[Figure content listings]
..........
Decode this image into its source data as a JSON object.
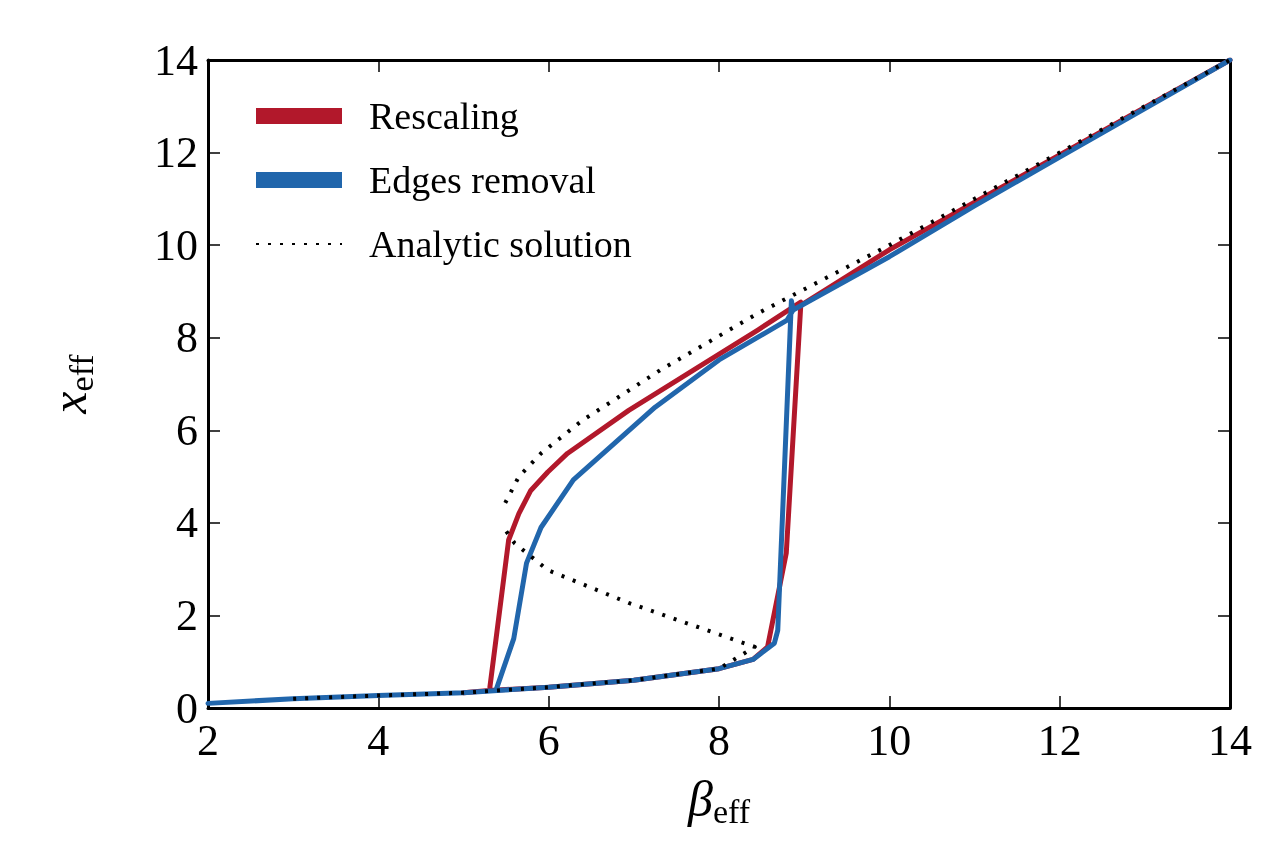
{
  "chart_data": {
    "type": "line",
    "xlabel": "β$_{eff}$",
    "ylabel": "x$_{eff}$",
    "xlim": [
      2,
      14
    ],
    "xticks": [
      2,
      4,
      6,
      8,
      10,
      12,
      14
    ],
    "ylim": [
      0,
      14
    ],
    "yticks": [
      0,
      2,
      4,
      6,
      8,
      10,
      12,
      14
    ],
    "grid": false,
    "legend": "top left",
    "marker": "none",
    "series": [
      {
        "name": "Rescaling",
        "color": "#b2182b",
        "line_style": "solid",
        "x": [
          5,
          5.3,
          6,
          7,
          8,
          8.4,
          8.57,
          8.79,
          8.96,
          10,
          12,
          14,
          null,
          5.31,
          5.53,
          5.65,
          5.79,
          5.99,
          6.22,
          6.94,
          7.7,
          8.46,
          8.96
        ],
        "values": [
          0.33,
          0.38,
          0.45,
          0.6,
          0.85,
          1.05,
          1.32,
          3.35,
          8.7,
          9.9,
          11.95,
          14,
          null,
          0.45,
          3.63,
          4.2,
          4.7,
          5.1,
          5.5,
          6.43,
          7.3,
          8.17,
          8.77
        ]
      },
      {
        "name": "Edges removal",
        "color": "#2166ac",
        "line_style": "solid",
        "x": [
          2,
          3,
          4,
          5,
          5.4,
          6,
          7,
          8,
          8.4,
          8.65,
          8.69,
          8.85,
          8.87,
          10,
          11,
          12,
          14,
          null,
          5.39,
          5.59,
          5.74,
          5.91,
          6.29,
          7.25,
          8,
          8.8,
          8.87
        ],
        "values": [
          0.1,
          0.2,
          0.27,
          0.33,
          0.38,
          0.45,
          0.6,
          0.85,
          1.05,
          1.4,
          1.68,
          8.8,
          8.6,
          9.75,
          10.85,
          11.9,
          14,
          null,
          0.43,
          1.5,
          3.13,
          3.9,
          4.93,
          6.5,
          7.52,
          8.38,
          8.6
        ]
      },
      {
        "name": "Analytic solution",
        "color": "#000000",
        "line_style": "dotted",
        "x": [
          3,
          4,
          5,
          6,
          7,
          8,
          8.42,
          6.94,
          5.99,
          5.6,
          5.47,
          null,
          5.49,
          5.65,
          5.91,
          6.4,
          7.31,
          8.46,
          10,
          12,
          14
        ],
        "values": [
          0.2,
          0.27,
          0.33,
          0.45,
          0.6,
          0.85,
          1.32,
          2.27,
          2.98,
          3.56,
          3.9,
          null,
          4.43,
          5.0,
          5.5,
          6.22,
          7.3,
          8.53,
          10,
          12,
          14
        ]
      }
    ]
  }
}
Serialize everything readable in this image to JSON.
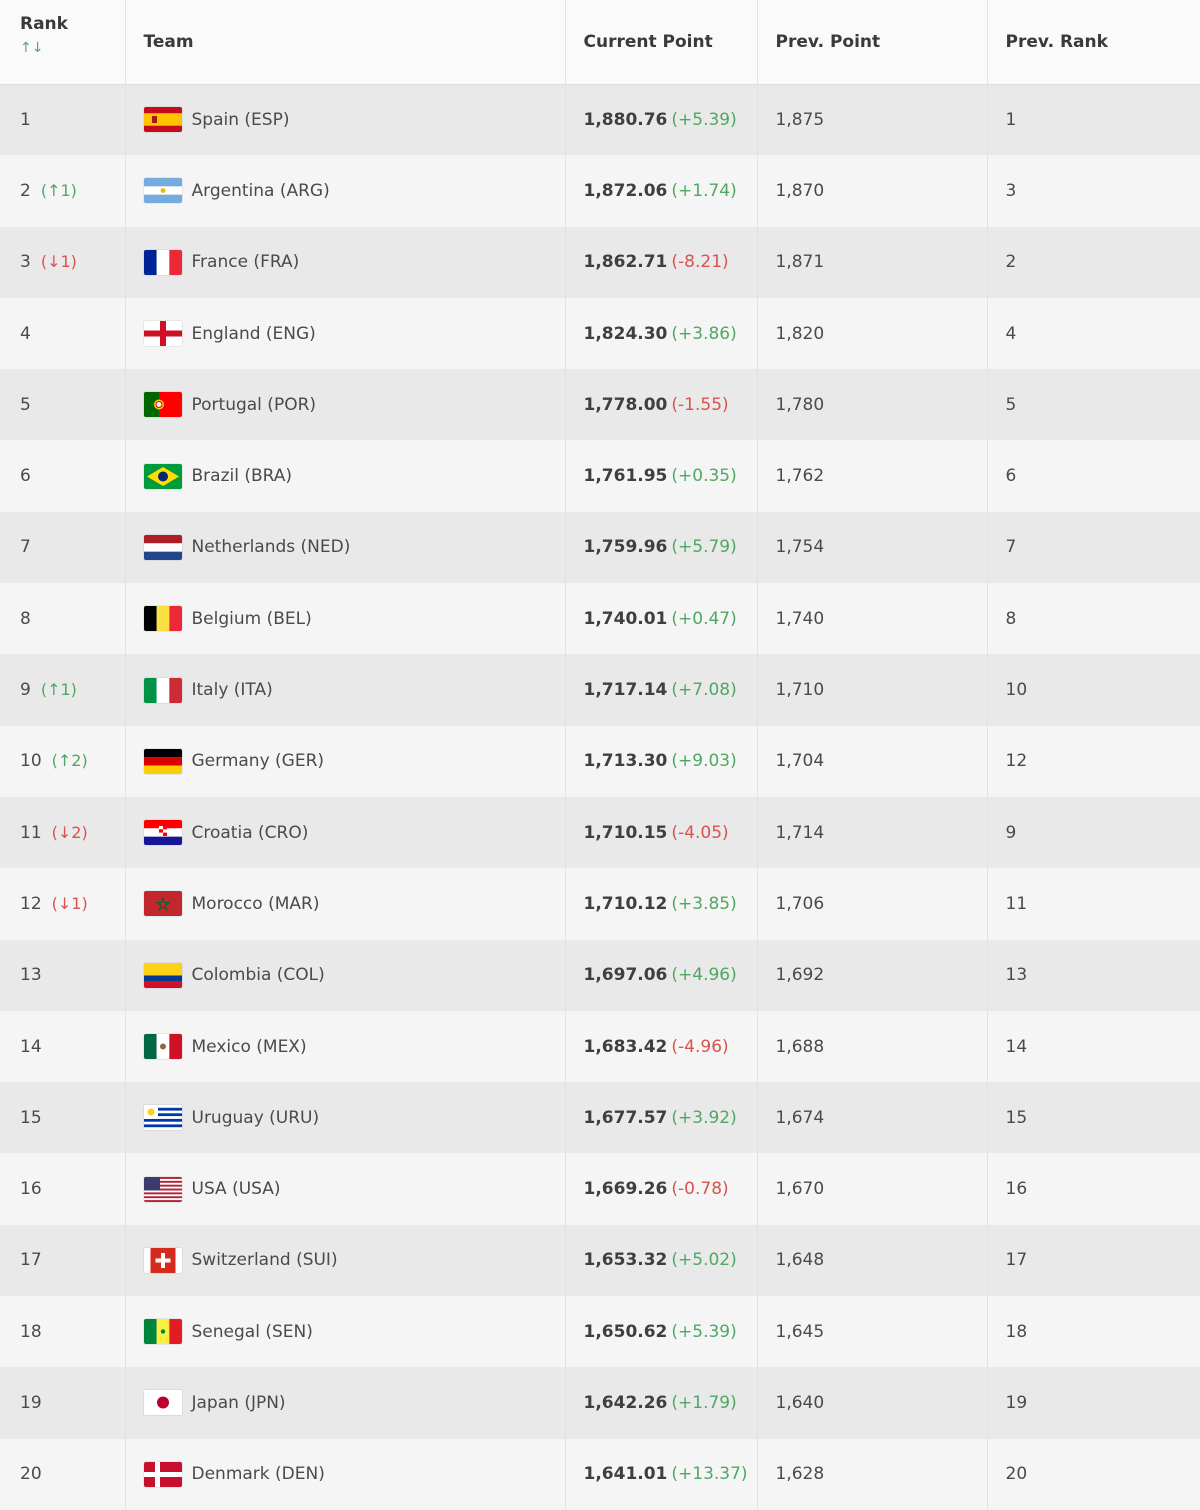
{
  "header": {
    "rank": "Rank",
    "sort_glyph": "↑↓",
    "team": "Team",
    "current_point": "Current Point",
    "prev_point": "Prev. Point",
    "prev_rank": "Prev. Rank"
  },
  "rows": [
    {
      "rank": "1",
      "move": "",
      "dir": "",
      "team": "Spain (ESP)",
      "flag": "esp",
      "current": "1,880.76",
      "delta": "(+5.39)",
      "sign": "pos",
      "prev_point": "1,875",
      "prev_rank": "1"
    },
    {
      "rank": "2",
      "move": "(↑1)",
      "dir": "up",
      "team": "Argentina (ARG)",
      "flag": "arg",
      "current": "1,872.06",
      "delta": "(+1.74)",
      "sign": "pos",
      "prev_point": "1,870",
      "prev_rank": "3"
    },
    {
      "rank": "3",
      "move": "(↓1)",
      "dir": "down",
      "team": "France (FRA)",
      "flag": "fra",
      "current": "1,862.71",
      "delta": "(-8.21)",
      "sign": "neg",
      "prev_point": "1,871",
      "prev_rank": "2"
    },
    {
      "rank": "4",
      "move": "",
      "dir": "",
      "team": "England (ENG)",
      "flag": "eng",
      "current": "1,824.30",
      "delta": "(+3.86)",
      "sign": "pos",
      "prev_point": "1,820",
      "prev_rank": "4"
    },
    {
      "rank": "5",
      "move": "",
      "dir": "",
      "team": "Portugal (POR)",
      "flag": "por",
      "current": "1,778.00",
      "delta": "(-1.55)",
      "sign": "neg",
      "prev_point": "1,780",
      "prev_rank": "5"
    },
    {
      "rank": "6",
      "move": "",
      "dir": "",
      "team": "Brazil (BRA)",
      "flag": "bra",
      "current": "1,761.95",
      "delta": "(+0.35)",
      "sign": "pos",
      "prev_point": "1,762",
      "prev_rank": "6"
    },
    {
      "rank": "7",
      "move": "",
      "dir": "",
      "team": "Netherlands (NED)",
      "flag": "ned",
      "current": "1,759.96",
      "delta": "(+5.79)",
      "sign": "pos",
      "prev_point": "1,754",
      "prev_rank": "7"
    },
    {
      "rank": "8",
      "move": "",
      "dir": "",
      "team": "Belgium (BEL)",
      "flag": "bel",
      "current": "1,740.01",
      "delta": "(+0.47)",
      "sign": "pos",
      "prev_point": "1,740",
      "prev_rank": "8"
    },
    {
      "rank": "9",
      "move": "(↑1)",
      "dir": "up",
      "team": "Italy (ITA)",
      "flag": "ita",
      "current": "1,717.14",
      "delta": "(+7.08)",
      "sign": "pos",
      "prev_point": "1,710",
      "prev_rank": "10"
    },
    {
      "rank": "10",
      "move": "(↑2)",
      "dir": "up",
      "team": "Germany (GER)",
      "flag": "ger",
      "current": "1,713.30",
      "delta": "(+9.03)",
      "sign": "pos",
      "prev_point": "1,704",
      "prev_rank": "12"
    },
    {
      "rank": "11",
      "move": "(↓2)",
      "dir": "down",
      "team": "Croatia (CRO)",
      "flag": "cro",
      "current": "1,710.15",
      "delta": "(-4.05)",
      "sign": "neg",
      "prev_point": "1,714",
      "prev_rank": "9"
    },
    {
      "rank": "12",
      "move": "(↓1)",
      "dir": "down",
      "team": "Morocco (MAR)",
      "flag": "mar",
      "current": "1,710.12",
      "delta": "(+3.85)",
      "sign": "pos",
      "prev_point": "1,706",
      "prev_rank": "11"
    },
    {
      "rank": "13",
      "move": "",
      "dir": "",
      "team": "Colombia (COL)",
      "flag": "col",
      "current": "1,697.06",
      "delta": "(+4.96)",
      "sign": "pos",
      "prev_point": "1,692",
      "prev_rank": "13"
    },
    {
      "rank": "14",
      "move": "",
      "dir": "",
      "team": "Mexico (MEX)",
      "flag": "mex",
      "current": "1,683.42",
      "delta": "(-4.96)",
      "sign": "neg",
      "prev_point": "1,688",
      "prev_rank": "14"
    },
    {
      "rank": "15",
      "move": "",
      "dir": "",
      "team": "Uruguay (URU)",
      "flag": "uru",
      "current": "1,677.57",
      "delta": "(+3.92)",
      "sign": "pos",
      "prev_point": "1,674",
      "prev_rank": "15"
    },
    {
      "rank": "16",
      "move": "",
      "dir": "",
      "team": "USA (USA)",
      "flag": "usa",
      "current": "1,669.26",
      "delta": "(-0.78)",
      "sign": "neg",
      "prev_point": "1,670",
      "prev_rank": "16"
    },
    {
      "rank": "17",
      "move": "",
      "dir": "",
      "team": "Switzerland (SUI)",
      "flag": "sui",
      "current": "1,653.32",
      "delta": "(+5.02)",
      "sign": "pos",
      "prev_point": "1,648",
      "prev_rank": "17"
    },
    {
      "rank": "18",
      "move": "",
      "dir": "",
      "team": "Senegal (SEN)",
      "flag": "sen",
      "current": "1,650.62",
      "delta": "(+5.39)",
      "sign": "pos",
      "prev_point": "1,645",
      "prev_rank": "18"
    },
    {
      "rank": "19",
      "move": "",
      "dir": "",
      "team": "Japan (JPN)",
      "flag": "jpn",
      "current": "1,642.26",
      "delta": "(+1.79)",
      "sign": "pos",
      "prev_point": "1,640",
      "prev_rank": "19"
    },
    {
      "rank": "20",
      "move": "",
      "dir": "",
      "team": "Denmark (DEN)",
      "flag": "den",
      "current": "1,641.01",
      "delta": "(+13.37)",
      "sign": "pos",
      "prev_point": "1,628",
      "prev_rank": "20"
    }
  ],
  "colors": {
    "up": "#4fa862",
    "down": "#d9534f",
    "row_odd": "#e9e9e9",
    "row_even": "#f5f5f5"
  }
}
..........
STATED EXERCISE: Extract every line from the records above that contains the word "this".

THE ANSWER:
Decode this image into its source data as a JSON object.
Serialize everything readable in this image to JSON.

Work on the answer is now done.